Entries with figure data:
▶

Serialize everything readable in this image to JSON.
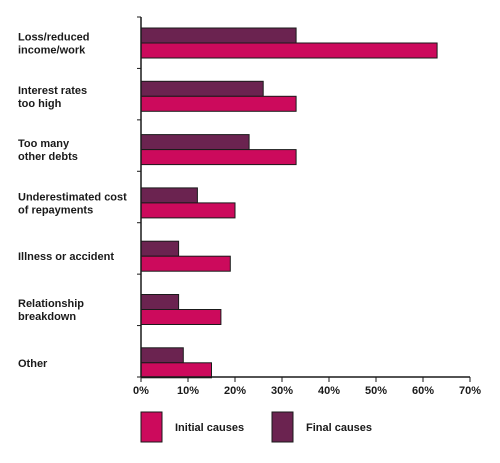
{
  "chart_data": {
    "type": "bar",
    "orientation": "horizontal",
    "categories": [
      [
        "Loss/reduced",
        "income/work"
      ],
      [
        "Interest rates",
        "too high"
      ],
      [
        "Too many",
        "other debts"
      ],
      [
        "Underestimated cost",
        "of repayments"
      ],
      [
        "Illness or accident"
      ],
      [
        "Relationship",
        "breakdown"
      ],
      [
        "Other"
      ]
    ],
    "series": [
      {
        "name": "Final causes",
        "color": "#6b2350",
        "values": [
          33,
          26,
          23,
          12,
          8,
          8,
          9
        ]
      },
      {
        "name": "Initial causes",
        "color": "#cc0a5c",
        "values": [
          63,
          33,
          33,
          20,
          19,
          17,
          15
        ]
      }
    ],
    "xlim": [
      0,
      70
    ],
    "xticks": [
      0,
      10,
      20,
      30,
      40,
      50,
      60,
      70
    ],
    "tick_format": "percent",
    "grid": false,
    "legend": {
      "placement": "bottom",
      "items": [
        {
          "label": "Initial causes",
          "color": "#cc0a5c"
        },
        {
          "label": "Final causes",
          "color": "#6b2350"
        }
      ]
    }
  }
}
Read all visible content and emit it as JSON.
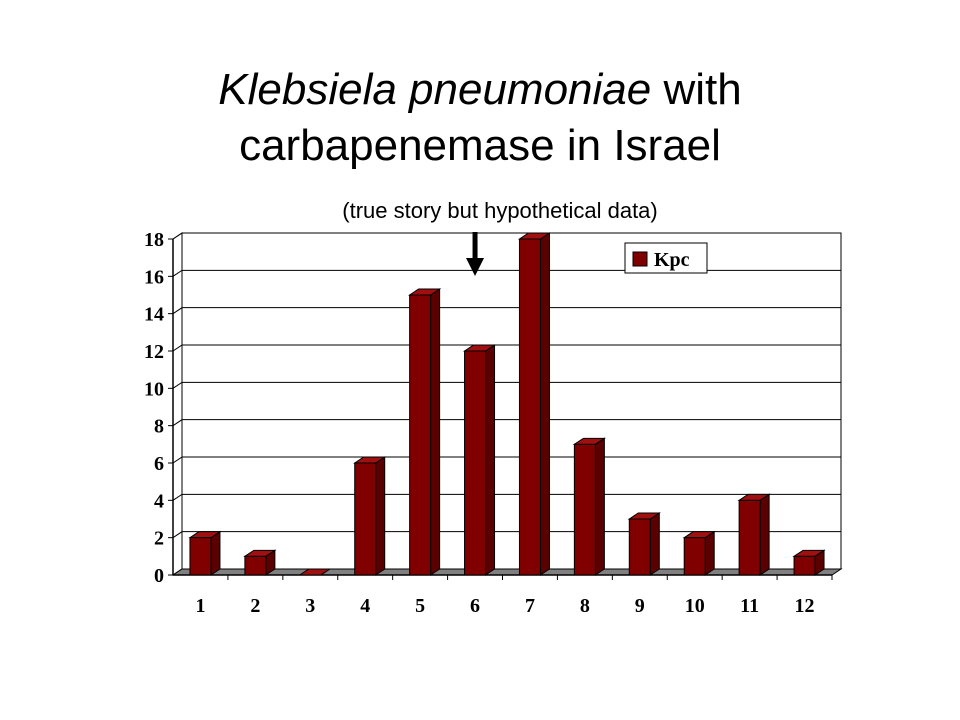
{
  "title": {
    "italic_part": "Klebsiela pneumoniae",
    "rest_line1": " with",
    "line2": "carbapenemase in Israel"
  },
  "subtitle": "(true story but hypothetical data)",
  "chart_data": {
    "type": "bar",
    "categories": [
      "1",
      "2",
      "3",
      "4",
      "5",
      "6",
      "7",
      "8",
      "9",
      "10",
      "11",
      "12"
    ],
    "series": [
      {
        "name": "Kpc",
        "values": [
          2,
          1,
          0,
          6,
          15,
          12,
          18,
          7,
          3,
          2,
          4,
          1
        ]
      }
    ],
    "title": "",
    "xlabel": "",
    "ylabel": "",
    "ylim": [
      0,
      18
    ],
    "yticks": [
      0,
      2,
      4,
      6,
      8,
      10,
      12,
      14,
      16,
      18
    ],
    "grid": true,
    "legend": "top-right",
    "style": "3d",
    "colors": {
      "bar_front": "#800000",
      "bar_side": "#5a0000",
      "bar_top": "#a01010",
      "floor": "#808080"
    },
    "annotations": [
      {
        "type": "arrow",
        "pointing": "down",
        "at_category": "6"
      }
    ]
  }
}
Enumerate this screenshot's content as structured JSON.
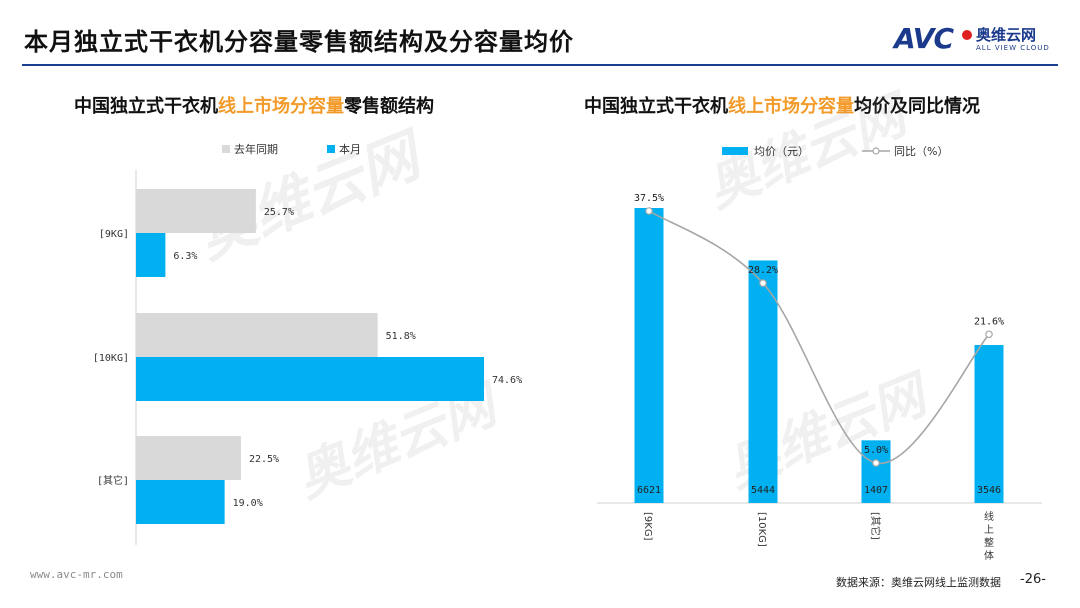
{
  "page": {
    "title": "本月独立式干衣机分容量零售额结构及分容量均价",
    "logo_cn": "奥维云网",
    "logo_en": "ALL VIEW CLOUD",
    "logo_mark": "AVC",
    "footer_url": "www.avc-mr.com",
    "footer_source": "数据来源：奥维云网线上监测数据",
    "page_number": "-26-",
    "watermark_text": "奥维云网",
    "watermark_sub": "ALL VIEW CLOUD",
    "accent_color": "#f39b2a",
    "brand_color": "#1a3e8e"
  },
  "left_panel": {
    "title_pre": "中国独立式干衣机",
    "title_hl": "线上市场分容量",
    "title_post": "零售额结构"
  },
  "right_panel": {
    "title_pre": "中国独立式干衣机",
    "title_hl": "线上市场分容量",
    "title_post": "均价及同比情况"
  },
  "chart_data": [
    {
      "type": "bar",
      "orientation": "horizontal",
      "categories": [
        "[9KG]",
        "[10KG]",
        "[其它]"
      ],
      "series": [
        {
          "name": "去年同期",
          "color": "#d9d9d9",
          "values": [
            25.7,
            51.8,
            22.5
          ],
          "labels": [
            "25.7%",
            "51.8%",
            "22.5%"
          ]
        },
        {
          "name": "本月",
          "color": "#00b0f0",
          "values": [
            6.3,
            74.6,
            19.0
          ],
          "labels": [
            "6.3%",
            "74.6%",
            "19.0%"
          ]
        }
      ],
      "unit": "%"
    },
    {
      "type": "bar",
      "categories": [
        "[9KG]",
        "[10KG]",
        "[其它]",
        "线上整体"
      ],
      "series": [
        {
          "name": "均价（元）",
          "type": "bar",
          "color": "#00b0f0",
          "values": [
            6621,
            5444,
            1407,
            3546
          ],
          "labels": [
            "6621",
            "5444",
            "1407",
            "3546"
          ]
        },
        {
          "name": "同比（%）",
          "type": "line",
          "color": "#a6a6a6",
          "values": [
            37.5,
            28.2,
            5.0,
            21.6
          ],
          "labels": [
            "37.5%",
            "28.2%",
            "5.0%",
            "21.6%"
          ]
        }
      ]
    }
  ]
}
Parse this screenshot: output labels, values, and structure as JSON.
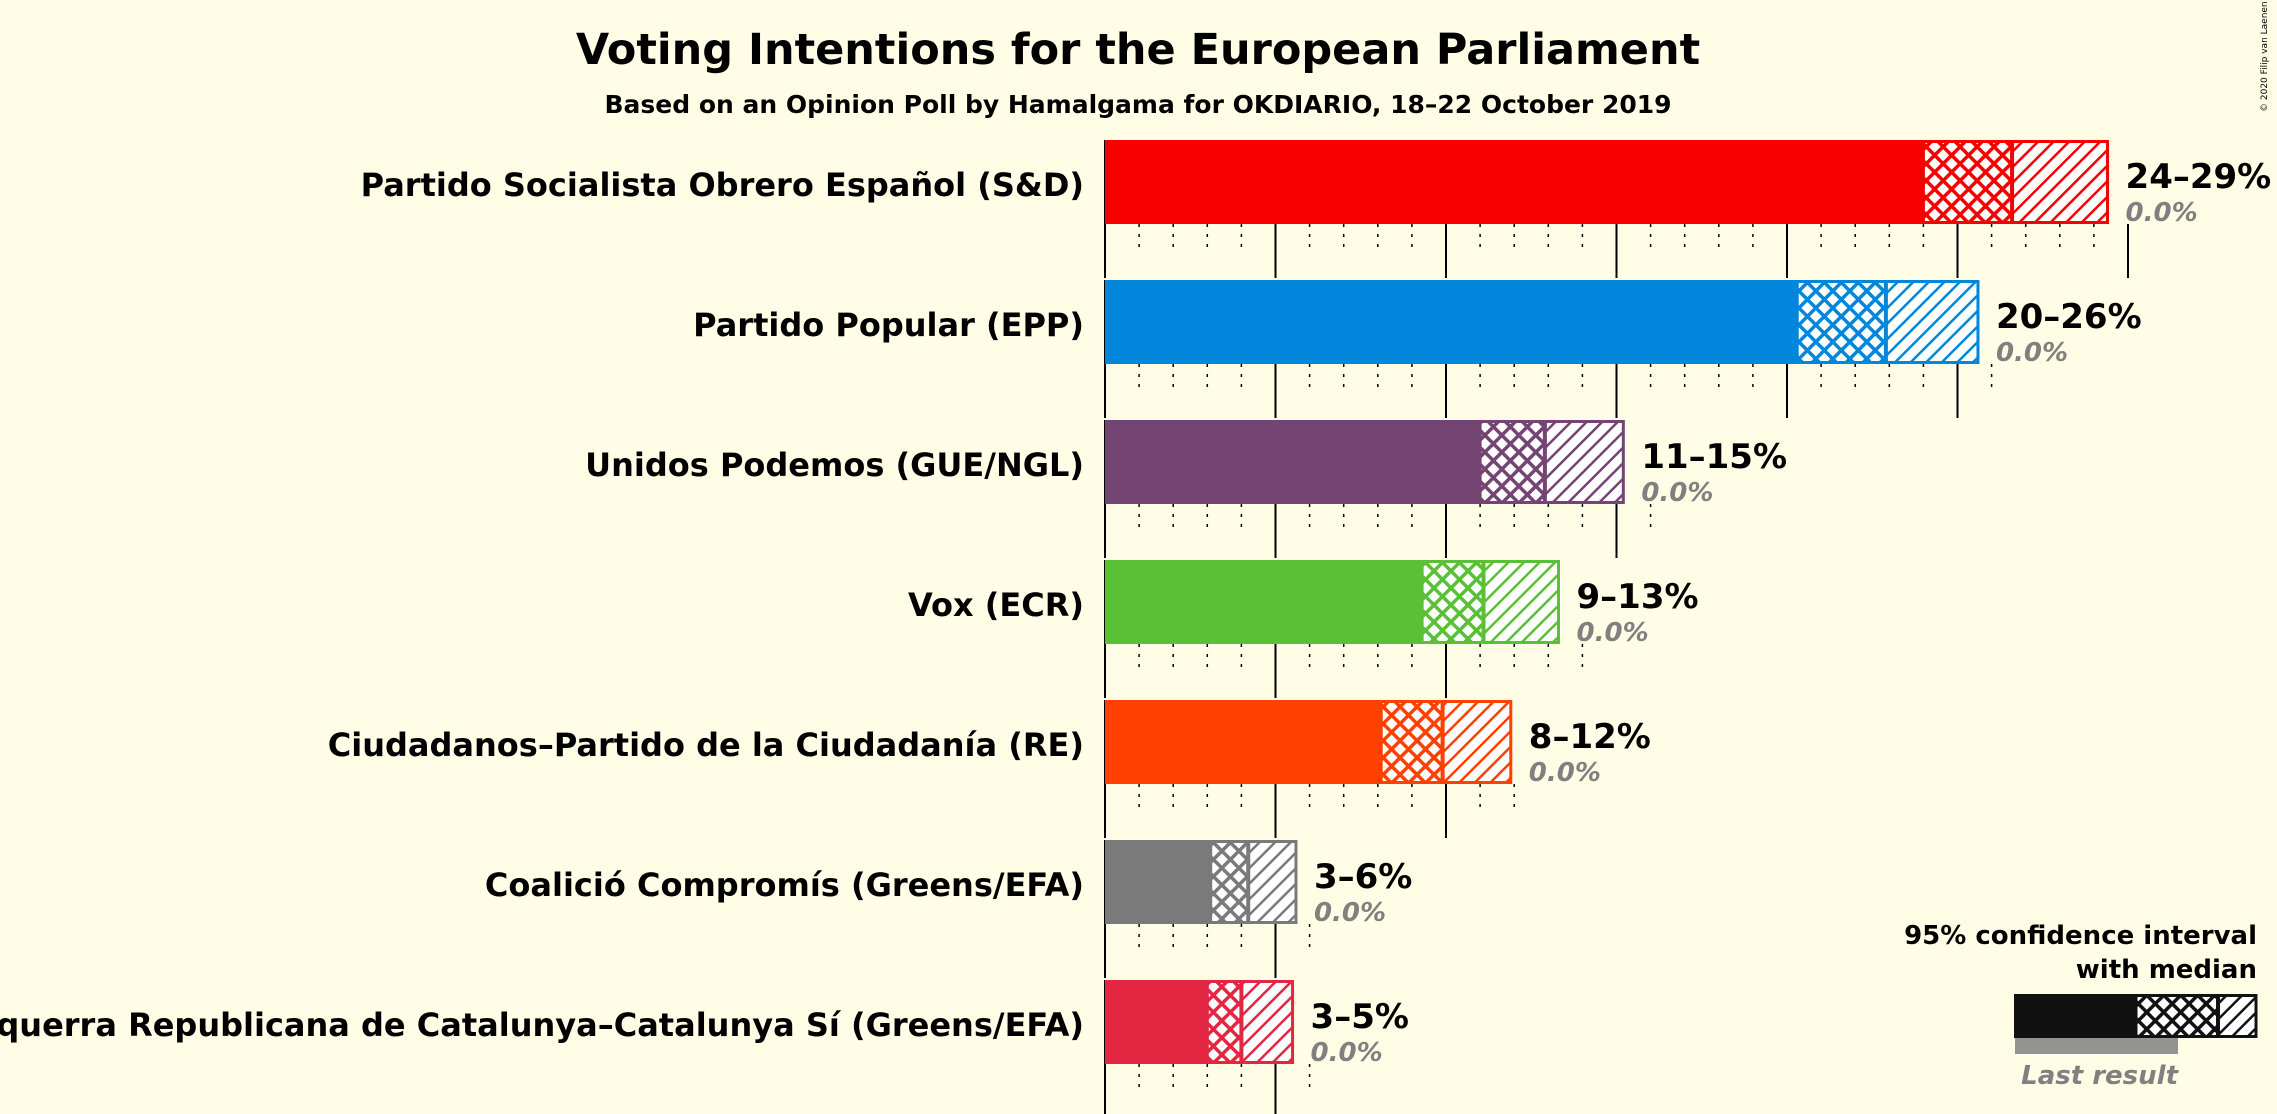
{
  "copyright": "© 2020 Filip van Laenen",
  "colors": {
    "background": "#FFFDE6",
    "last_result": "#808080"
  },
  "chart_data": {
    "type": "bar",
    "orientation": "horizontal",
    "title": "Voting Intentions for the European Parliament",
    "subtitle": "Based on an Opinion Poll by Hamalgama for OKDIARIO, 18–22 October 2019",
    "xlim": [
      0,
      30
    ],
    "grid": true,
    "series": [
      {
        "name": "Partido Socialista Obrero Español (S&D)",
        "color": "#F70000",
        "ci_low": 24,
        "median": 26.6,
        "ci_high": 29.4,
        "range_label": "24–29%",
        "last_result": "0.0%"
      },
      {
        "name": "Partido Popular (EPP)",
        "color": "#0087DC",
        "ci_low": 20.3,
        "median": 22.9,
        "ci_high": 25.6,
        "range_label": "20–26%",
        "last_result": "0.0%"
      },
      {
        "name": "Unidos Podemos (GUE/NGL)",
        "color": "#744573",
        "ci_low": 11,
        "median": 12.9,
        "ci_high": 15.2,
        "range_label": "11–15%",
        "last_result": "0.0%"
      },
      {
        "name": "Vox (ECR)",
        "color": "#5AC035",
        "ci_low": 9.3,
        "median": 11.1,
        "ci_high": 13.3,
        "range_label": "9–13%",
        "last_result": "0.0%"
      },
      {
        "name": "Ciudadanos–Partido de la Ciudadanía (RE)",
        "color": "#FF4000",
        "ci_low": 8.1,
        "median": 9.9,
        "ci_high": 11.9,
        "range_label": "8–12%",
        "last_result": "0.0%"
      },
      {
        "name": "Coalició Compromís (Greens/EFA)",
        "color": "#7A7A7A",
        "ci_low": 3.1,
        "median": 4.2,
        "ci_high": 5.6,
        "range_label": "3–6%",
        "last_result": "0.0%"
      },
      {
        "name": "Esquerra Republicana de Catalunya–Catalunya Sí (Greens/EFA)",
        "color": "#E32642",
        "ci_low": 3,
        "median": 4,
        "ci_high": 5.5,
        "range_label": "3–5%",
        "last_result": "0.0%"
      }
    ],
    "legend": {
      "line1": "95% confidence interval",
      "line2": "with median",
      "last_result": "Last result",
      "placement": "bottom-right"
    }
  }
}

◀

Given instruction: Leave the pictures out and reproduce all of the records exactly.

The solution:
Serialize everything readable in this image to JSON.
{
  "chart_data": {
    "type": "bar",
    "orientation": "horizontal",
    "categories": [
      [
        "Loss/reduced",
        "income/work"
      ],
      [
        "Interest rates",
        "too high"
      ],
      [
        "Too many",
        "other debts"
      ],
      [
        "Underestimated cost",
        "of repayments"
      ],
      [
        "Illness or accident"
      ],
      [
        "Relationship",
        "breakdown"
      ],
      [
        "Other"
      ]
    ],
    "series": [
      {
        "name": "Final causes",
        "color": "#6b2350",
        "values": [
          33,
          26,
          23,
          12,
          8,
          8,
          9
        ]
      },
      {
        "name": "Initial causes",
        "color": "#cc0a5c",
        "values": [
          63,
          33,
          33,
          20,
          19,
          17,
          15
        ]
      }
    ],
    "xlim": [
      0,
      70
    ],
    "xticks": [
      0,
      10,
      20,
      30,
      40,
      50,
      60,
      70
    ],
    "tick_format": "percent",
    "grid": false,
    "legend": {
      "placement": "bottom",
      "items": [
        {
          "label": "Initial causes",
          "color": "#cc0a5c"
        },
        {
          "label": "Final causes",
          "color": "#6b2350"
        }
      ]
    }
  }
}
Read all visible content and emit it as JSON.
{
  "title": {
    "italic_part": "Klebsiela pneumoniae",
    "rest_line1": " with",
    "line2": "carbapenemase in Israel"
  },
  "subtitle": "(true story but hypothetical data)",
  "chart_data": {
    "type": "bar",
    "categories": [
      "1",
      "2",
      "3",
      "4",
      "5",
      "6",
      "7",
      "8",
      "9",
      "10",
      "11",
      "12"
    ],
    "series": [
      {
        "name": "Kpc",
        "values": [
          2,
          1,
          0,
          6,
          15,
          12,
          18,
          7,
          3,
          2,
          4,
          1
        ]
      }
    ],
    "title": "",
    "xlabel": "",
    "ylabel": "",
    "ylim": [
      0,
      18
    ],
    "yticks": [
      0,
      2,
      4,
      6,
      8,
      10,
      12,
      14,
      16,
      18
    ],
    "grid": true,
    "legend": "top-right",
    "style": "3d",
    "colors": {
      "bar_front": "#800000",
      "bar_side": "#5a0000",
      "bar_top": "#a01010",
      "floor": "#808080"
    },
    "annotations": [
      {
        "type": "arrow",
        "pointing": "down",
        "at_category": "6"
      }
    ]
  }
}
Enumerate this screenshot's content as structured JSON.
{
  "page": {
    "title": "本月独立式干衣机分容量零售额结构及分容量均价",
    "logo_cn": "奥维云网",
    "logo_en": "ALL VIEW CLOUD",
    "logo_mark": "AVC",
    "footer_url": "www.avc-mr.com",
    "footer_source": "数据来源：奥维云网线上监测数据",
    "page_number": "-26-",
    "watermark_text": "奥维云网",
    "watermark_sub": "ALL VIEW CLOUD",
    "accent_color": "#f39b2a",
    "brand_color": "#1a3e8e"
  },
  "left_panel": {
    "title_pre": "中国独立式干衣机",
    "title_hl": "线上市场分容量",
    "title_post": "零售额结构"
  },
  "right_panel": {
    "title_pre": "中国独立式干衣机",
    "title_hl": "线上市场分容量",
    "title_post": "均价及同比情况"
  },
  "chart_data": [
    {
      "type": "bar",
      "orientation": "horizontal",
      "categories": [
        "[9KG]",
        "[10KG]",
        "[其它]"
      ],
      "series": [
        {
          "name": "去年同期",
          "color": "#d9d9d9",
          "values": [
            25.7,
            51.8,
            22.5
          ],
          "labels": [
            "25.7%",
            "51.8%",
            "22.5%"
          ]
        },
        {
          "name": "本月",
          "color": "#00b0f0",
          "values": [
            6.3,
            74.6,
            19.0
          ],
          "labels": [
            "6.3%",
            "74.6%",
            "19.0%"
          ]
        }
      ],
      "unit": "%"
    },
    {
      "type": "bar",
      "categories": [
        "[9KG]",
        "[10KG]",
        "[其它]",
        "线上整体"
      ],
      "series": [
        {
          "name": "均价（元）",
          "type": "bar",
          "color": "#00b0f0",
          "values": [
            6621,
            5444,
            1407,
            3546
          ],
          "labels": [
            "6621",
            "5444",
            "1407",
            "3546"
          ]
        },
        {
          "name": "同比（%）",
          "type": "line",
          "color": "#a6a6a6",
          "values": [
            37.5,
            28.2,
            5.0,
            21.6
          ],
          "labels": [
            "37.5%",
            "28.2%",
            "5.0%",
            "21.6%"
          ]
        }
      ]
    }
  ]
}
Parse this screenshot: output labels, values, and structure as JSON.
{
  "copyright": "© 2020 Filip van Laenen",
  "colors": {
    "background": "#FFFDE6",
    "last_result": "#808080"
  },
  "chart_data": {
    "type": "bar",
    "orientation": "horizontal",
    "title": "Voting Intentions for the European Parliament",
    "subtitle": "Based on an Opinion Poll by Hamalgama for OKDIARIO, 18–22 October 2019",
    "xlim": [
      0,
      30
    ],
    "grid": true,
    "series": [
      {
        "name": "Partido Socialista Obrero Español (S&D)",
        "color": "#F70000",
        "ci_low": 24,
        "median": 26.6,
        "ci_high": 29.4,
        "range_label": "24–29%",
        "last_result": "0.0%"
      },
      {
        "name": "Partido Popular (EPP)",
        "color": "#0087DC",
        "ci_low": 20.3,
        "median": 22.9,
        "ci_high": 25.6,
        "range_label": "20–26%",
        "last_result": "0.0%"
      },
      {
        "name": "Unidos Podemos (GUE/NGL)",
        "color": "#744573",
        "ci_low": 11,
        "median": 12.9,
        "ci_high": 15.2,
        "range_label": "11–15%",
        "last_result": "0.0%"
      },
      {
        "name": "Vox (ECR)",
        "color": "#5AC035",
        "ci_low": 9.3,
        "median": 11.1,
        "ci_high": 13.3,
        "range_label": "9–13%",
        "last_result": "0.0%"
      },
      {
        "name": "Ciudadanos–Partido de la Ciudadanía (RE)",
        "color": "#FF4000",
        "ci_low": 8.1,
        "median": 9.9,
        "ci_high": 11.9,
        "range_label": "8–12%",
        "last_result": "0.0%"
      },
      {
        "name": "Coalició Compromís (Greens/EFA)",
        "color": "#7A7A7A",
        "ci_low": 3.1,
        "median": 4.2,
        "ci_high": 5.6,
        "range_label": "3–6%",
        "last_result": "0.0%"
      },
      {
        "name": "Esquerra Republicana de Catalunya–Catalunya Sí (Greens/EFA)",
        "color": "#E32642",
        "ci_low": 3,
        "median": 4,
        "ci_high": 5.5,
        "range_label": "3–5%",
        "last_result": "0.0%"
      }
    ],
    "legend": {
      "line1": "95% confidence interval",
      "line2": "with median",
      "last_result": "Last result",
      "placement": "bottom-right"
    }
  }
}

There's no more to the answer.